◆ **Supplied entries**:
====

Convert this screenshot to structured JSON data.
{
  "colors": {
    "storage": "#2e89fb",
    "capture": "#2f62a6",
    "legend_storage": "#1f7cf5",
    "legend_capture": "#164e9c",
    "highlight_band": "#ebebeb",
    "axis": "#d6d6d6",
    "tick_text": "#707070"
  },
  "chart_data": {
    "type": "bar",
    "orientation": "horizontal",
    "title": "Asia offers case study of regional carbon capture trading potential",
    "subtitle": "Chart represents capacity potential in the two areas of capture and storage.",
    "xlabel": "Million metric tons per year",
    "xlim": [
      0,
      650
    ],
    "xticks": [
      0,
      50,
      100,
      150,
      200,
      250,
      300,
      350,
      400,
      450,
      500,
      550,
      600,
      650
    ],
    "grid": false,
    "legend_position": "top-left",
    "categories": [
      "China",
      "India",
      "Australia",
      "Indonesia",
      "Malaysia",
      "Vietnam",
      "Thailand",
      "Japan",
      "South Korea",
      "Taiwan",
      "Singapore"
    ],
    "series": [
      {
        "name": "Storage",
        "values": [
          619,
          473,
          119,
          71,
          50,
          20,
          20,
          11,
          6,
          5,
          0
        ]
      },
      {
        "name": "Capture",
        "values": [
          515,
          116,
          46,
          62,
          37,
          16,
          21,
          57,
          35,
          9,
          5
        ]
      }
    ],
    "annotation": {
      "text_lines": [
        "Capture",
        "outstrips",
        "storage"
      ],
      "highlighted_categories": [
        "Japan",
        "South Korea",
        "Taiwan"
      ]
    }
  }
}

====

◆ **Directions for this task**: Every line above should be retyped exactly as given.

◆ **Task answer**:
Convert this screenshot to structured JSON data.
{
  "colors": {
    "storage": "#2e89fb",
    "capture": "#2f62a6",
    "legend_storage": "#1f7cf5",
    "legend_capture": "#164e9c",
    "highlight_band": "#ebebeb",
    "axis": "#d6d6d6",
    "tick_text": "#707070"
  },
  "chart_data": {
    "type": "bar",
    "orientation": "horizontal",
    "title": "Asia offers case study of regional carbon capture trading potential",
    "subtitle": "Chart represents capacity potential in the two areas of capture and storage.",
    "xlabel": "Million metric tons per year",
    "xlim": [
      0,
      650
    ],
    "xticks": [
      0,
      50,
      100,
      150,
      200,
      250,
      300,
      350,
      400,
      450,
      500,
      550,
      600,
      650
    ],
    "grid": false,
    "legend_position": "top-left",
    "categories": [
      "China",
      "India",
      "Australia",
      "Indonesia",
      "Malaysia",
      "Vietnam",
      "Thailand",
      "Japan",
      "South Korea",
      "Taiwan",
      "Singapore"
    ],
    "series": [
      {
        "name": "Storage",
        "values": [
          619,
          473,
          119,
          71,
          50,
          20,
          20,
          11,
          6,
          5,
          0
        ]
      },
      {
        "name": "Capture",
        "values": [
          515,
          116,
          46,
          62,
          37,
          16,
          21,
          57,
          35,
          9,
          5
        ]
      }
    ],
    "annotation": {
      "text_lines": [
        "Capture",
        "outstrips",
        "storage"
      ],
      "highlighted_categories": [
        "Japan",
        "South Korea",
        "Taiwan"
      ]
    }
  }
}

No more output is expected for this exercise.